## START SUPPLIED DATA

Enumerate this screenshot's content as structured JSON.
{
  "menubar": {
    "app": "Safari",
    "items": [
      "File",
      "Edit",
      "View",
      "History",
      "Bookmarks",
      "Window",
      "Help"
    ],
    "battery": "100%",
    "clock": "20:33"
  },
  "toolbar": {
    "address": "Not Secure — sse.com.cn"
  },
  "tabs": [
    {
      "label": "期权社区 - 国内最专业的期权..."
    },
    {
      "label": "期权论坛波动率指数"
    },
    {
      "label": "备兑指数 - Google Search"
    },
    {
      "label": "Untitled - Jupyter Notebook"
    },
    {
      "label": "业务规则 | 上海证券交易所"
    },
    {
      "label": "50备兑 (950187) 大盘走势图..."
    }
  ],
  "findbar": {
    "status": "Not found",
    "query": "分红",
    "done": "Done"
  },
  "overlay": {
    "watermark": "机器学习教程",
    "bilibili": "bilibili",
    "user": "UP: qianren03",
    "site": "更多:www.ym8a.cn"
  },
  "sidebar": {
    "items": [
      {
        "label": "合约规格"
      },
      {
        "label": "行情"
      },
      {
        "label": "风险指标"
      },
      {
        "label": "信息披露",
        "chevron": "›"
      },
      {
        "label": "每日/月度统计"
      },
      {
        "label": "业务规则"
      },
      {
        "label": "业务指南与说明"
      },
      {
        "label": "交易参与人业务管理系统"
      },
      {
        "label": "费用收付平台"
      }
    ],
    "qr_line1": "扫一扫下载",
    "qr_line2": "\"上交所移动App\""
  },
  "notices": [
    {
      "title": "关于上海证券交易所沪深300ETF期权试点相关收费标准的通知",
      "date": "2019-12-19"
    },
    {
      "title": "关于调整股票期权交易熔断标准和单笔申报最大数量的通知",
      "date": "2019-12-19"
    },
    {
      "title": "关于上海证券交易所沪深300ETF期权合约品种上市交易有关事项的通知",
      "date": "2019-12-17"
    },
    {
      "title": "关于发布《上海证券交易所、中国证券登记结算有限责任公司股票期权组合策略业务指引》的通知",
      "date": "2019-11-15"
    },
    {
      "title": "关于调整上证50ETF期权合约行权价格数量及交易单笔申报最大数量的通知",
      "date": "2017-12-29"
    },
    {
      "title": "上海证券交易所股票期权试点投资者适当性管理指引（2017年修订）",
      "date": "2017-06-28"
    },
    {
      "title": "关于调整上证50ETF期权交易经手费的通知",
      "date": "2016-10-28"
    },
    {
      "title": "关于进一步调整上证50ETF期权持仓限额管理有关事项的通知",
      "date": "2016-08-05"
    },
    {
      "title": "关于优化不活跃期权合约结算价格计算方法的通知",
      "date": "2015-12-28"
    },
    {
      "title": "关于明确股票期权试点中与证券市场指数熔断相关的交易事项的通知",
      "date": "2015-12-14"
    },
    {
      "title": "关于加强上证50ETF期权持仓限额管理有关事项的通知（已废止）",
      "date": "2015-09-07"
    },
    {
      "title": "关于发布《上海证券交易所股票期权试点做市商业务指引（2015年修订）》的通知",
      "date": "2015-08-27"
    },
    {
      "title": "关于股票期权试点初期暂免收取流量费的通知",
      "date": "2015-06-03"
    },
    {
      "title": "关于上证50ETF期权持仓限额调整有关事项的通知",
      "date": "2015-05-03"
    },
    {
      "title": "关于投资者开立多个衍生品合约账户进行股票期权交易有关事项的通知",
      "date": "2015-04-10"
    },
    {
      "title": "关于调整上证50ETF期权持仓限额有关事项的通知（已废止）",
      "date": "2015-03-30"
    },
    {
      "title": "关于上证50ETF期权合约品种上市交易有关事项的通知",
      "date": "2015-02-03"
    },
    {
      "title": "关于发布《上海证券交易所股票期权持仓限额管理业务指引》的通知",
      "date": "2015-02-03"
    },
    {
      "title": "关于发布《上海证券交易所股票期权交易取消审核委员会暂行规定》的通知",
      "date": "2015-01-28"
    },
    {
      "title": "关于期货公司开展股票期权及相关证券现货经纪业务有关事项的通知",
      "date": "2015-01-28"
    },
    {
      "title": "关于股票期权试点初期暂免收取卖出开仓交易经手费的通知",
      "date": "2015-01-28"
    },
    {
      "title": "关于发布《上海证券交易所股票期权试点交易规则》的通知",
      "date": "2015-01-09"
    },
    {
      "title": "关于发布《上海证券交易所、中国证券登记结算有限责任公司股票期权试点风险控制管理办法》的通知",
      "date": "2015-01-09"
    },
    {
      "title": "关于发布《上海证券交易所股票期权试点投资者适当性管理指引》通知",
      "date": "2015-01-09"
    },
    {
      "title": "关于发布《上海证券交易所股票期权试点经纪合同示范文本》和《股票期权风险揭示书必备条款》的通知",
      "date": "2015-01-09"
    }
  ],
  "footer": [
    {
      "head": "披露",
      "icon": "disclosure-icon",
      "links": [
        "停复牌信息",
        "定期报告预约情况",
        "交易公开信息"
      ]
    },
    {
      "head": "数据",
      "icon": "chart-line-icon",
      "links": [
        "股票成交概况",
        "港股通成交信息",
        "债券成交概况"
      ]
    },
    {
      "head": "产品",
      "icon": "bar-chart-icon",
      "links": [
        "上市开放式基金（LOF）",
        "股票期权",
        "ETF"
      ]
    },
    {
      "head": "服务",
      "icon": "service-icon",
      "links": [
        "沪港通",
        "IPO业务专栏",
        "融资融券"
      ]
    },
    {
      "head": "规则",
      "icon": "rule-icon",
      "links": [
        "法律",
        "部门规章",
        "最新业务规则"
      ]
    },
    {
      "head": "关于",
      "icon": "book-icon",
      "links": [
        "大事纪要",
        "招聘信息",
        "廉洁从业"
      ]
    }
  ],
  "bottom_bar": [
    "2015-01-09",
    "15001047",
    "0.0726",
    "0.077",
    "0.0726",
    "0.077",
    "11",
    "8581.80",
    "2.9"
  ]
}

## END SUPPLIED DATA

→ **INSTRUCTIONS TO FOLLOW**
Repeat the entries exactly, all of them.

→ **EXERCISE SOLUTION**
Enumerate this screenshot's content as structured JSON.
{
  "menubar": {
    "app": "Safari",
    "items": [
      "File",
      "Edit",
      "View",
      "History",
      "Bookmarks",
      "Window",
      "Help"
    ],
    "battery": "100%",
    "clock": "20:33"
  },
  "toolbar": {
    "address": "Not Secure — sse.com.cn"
  },
  "tabs": [
    {
      "label": "期权社区 - 国内最专业的期权..."
    },
    {
      "label": "期权论坛波动率指数"
    },
    {
      "label": "备兑指数 - Google Search"
    },
    {
      "label": "Untitled - Jupyter Notebook"
    },
    {
      "label": "业务规则 | 上海证券交易所"
    },
    {
      "label": "50备兑 (950187) 大盘走势图..."
    }
  ],
  "findbar": {
    "status": "Not found",
    "query": "分红",
    "done": "Done"
  },
  "overlay": {
    "watermark": "机器学习教程",
    "bilibili": "bilibili",
    "user": "UP: qianren03",
    "site": "更多:www.ym8a.cn"
  },
  "sidebar": {
    "items": [
      {
        "label": "合约规格"
      },
      {
        "label": "行情"
      },
      {
        "label": "风险指标"
      },
      {
        "label": "信息披露",
        "chevron": "›"
      },
      {
        "label": "每日/月度统计"
      },
      {
        "label": "业务规则"
      },
      {
        "label": "业务指南与说明"
      },
      {
        "label": "交易参与人业务管理系统"
      },
      {
        "label": "费用收付平台"
      }
    ],
    "qr_line1": "扫一扫下载",
    "qr_line2": "\"上交所移动App\""
  },
  "notices": [
    {
      "title": "关于上海证券交易所沪深300ETF期权试点相关收费标准的通知",
      "date": "2019-12-19"
    },
    {
      "title": "关于调整股票期权交易熔断标准和单笔申报最大数量的通知",
      "date": "2019-12-19"
    },
    {
      "title": "关于上海证券交易所沪深300ETF期权合约品种上市交易有关事项的通知",
      "date": "2019-12-17"
    },
    {
      "title": "关于发布《上海证券交易所、中国证券登记结算有限责任公司股票期权组合策略业务指引》的通知",
      "date": "2019-11-15"
    },
    {
      "title": "关于调整上证50ETF期权合约行权价格数量及交易单笔申报最大数量的通知",
      "date": "2017-12-29"
    },
    {
      "title": "上海证券交易所股票期权试点投资者适当性管理指引（2017年修订）",
      "date": "2017-06-28"
    },
    {
      "title": "关于调整上证50ETF期权交易经手费的通知",
      "date": "2016-10-28"
    },
    {
      "title": "关于进一步调整上证50ETF期权持仓限额管理有关事项的通知",
      "date": "2016-08-05"
    },
    {
      "title": "关于优化不活跃期权合约结算价格计算方法的通知",
      "date": "2015-12-28"
    },
    {
      "title": "关于明确股票期权试点中与证券市场指数熔断相关的交易事项的通知",
      "date": "2015-12-14"
    },
    {
      "title": "关于加强上证50ETF期权持仓限额管理有关事项的通知（已废止）",
      "date": "2015-09-07"
    },
    {
      "title": "关于发布《上海证券交易所股票期权试点做市商业务指引（2015年修订）》的通知",
      "date": "2015-08-27"
    },
    {
      "title": "关于股票期权试点初期暂免收取流量费的通知",
      "date": "2015-06-03"
    },
    {
      "title": "关于上证50ETF期权持仓限额调整有关事项的通知",
      "date": "2015-05-03"
    },
    {
      "title": "关于投资者开立多个衍生品合约账户进行股票期权交易有关事项的通知",
      "date": "2015-04-10"
    },
    {
      "title": "关于调整上证50ETF期权持仓限额有关事项的通知（已废止）",
      "date": "2015-03-30"
    },
    {
      "title": "关于上证50ETF期权合约品种上市交易有关事项的通知",
      "date": "2015-02-03"
    },
    {
      "title": "关于发布《上海证券交易所股票期权持仓限额管理业务指引》的通知",
      "date": "2015-02-03"
    },
    {
      "title": "关于发布《上海证券交易所股票期权交易取消审核委员会暂行规定》的通知",
      "date": "2015-01-28"
    },
    {
      "title": "关于期货公司开展股票期权及相关证券现货经纪业务有关事项的通知",
      "date": "2015-01-28"
    },
    {
      "title": "关于股票期权试点初期暂免收取卖出开仓交易经手费的通知",
      "date": "2015-01-28"
    },
    {
      "title": "关于发布《上海证券交易所股票期权试点交易规则》的通知",
      "date": "2015-01-09"
    },
    {
      "title": "关于发布《上海证券交易所、中国证券登记结算有限责任公司股票期权试点风险控制管理办法》的通知",
      "date": "2015-01-09"
    },
    {
      "title": "关于发布《上海证券交易所股票期权试点投资者适当性管理指引》通知",
      "date": "2015-01-09"
    },
    {
      "title": "关于发布《上海证券交易所股票期权试点经纪合同示范文本》和《股票期权风险揭示书必备条款》的通知",
      "date": "2015-01-09"
    }
  ],
  "footer": [
    {
      "head": "披露",
      "icon": "disclosure-icon",
      "links": [
        "停复牌信息",
        "定期报告预约情况",
        "交易公开信息"
      ]
    },
    {
      "head": "数据",
      "icon": "chart-line-icon",
      "links": [
        "股票成交概况",
        "港股通成交信息",
        "债券成交概况"
      ]
    },
    {
      "head": "产品",
      "icon": "bar-chart-icon",
      "links": [
        "上市开放式基金（LOF）",
        "股票期权",
        "ETF"
      ]
    },
    {
      "head": "服务",
      "icon": "service-icon",
      "links": [
        "沪港通",
        "IPO业务专栏",
        "融资融券"
      ]
    },
    {
      "head": "规则",
      "icon": "rule-icon",
      "links": [
        "法律",
        "部门规章",
        "最新业务规则"
      ]
    },
    {
      "head": "关于",
      "icon": "book-icon",
      "links": [
        "大事纪要",
        "招聘信息",
        "廉洁从业"
      ]
    }
  ],
  "bottom_bar": [
    "2015-01-09",
    "15001047",
    "0.0726",
    "0.077",
    "0.0726",
    "0.077",
    "11",
    "8581.80",
    "2.9"
  ]
}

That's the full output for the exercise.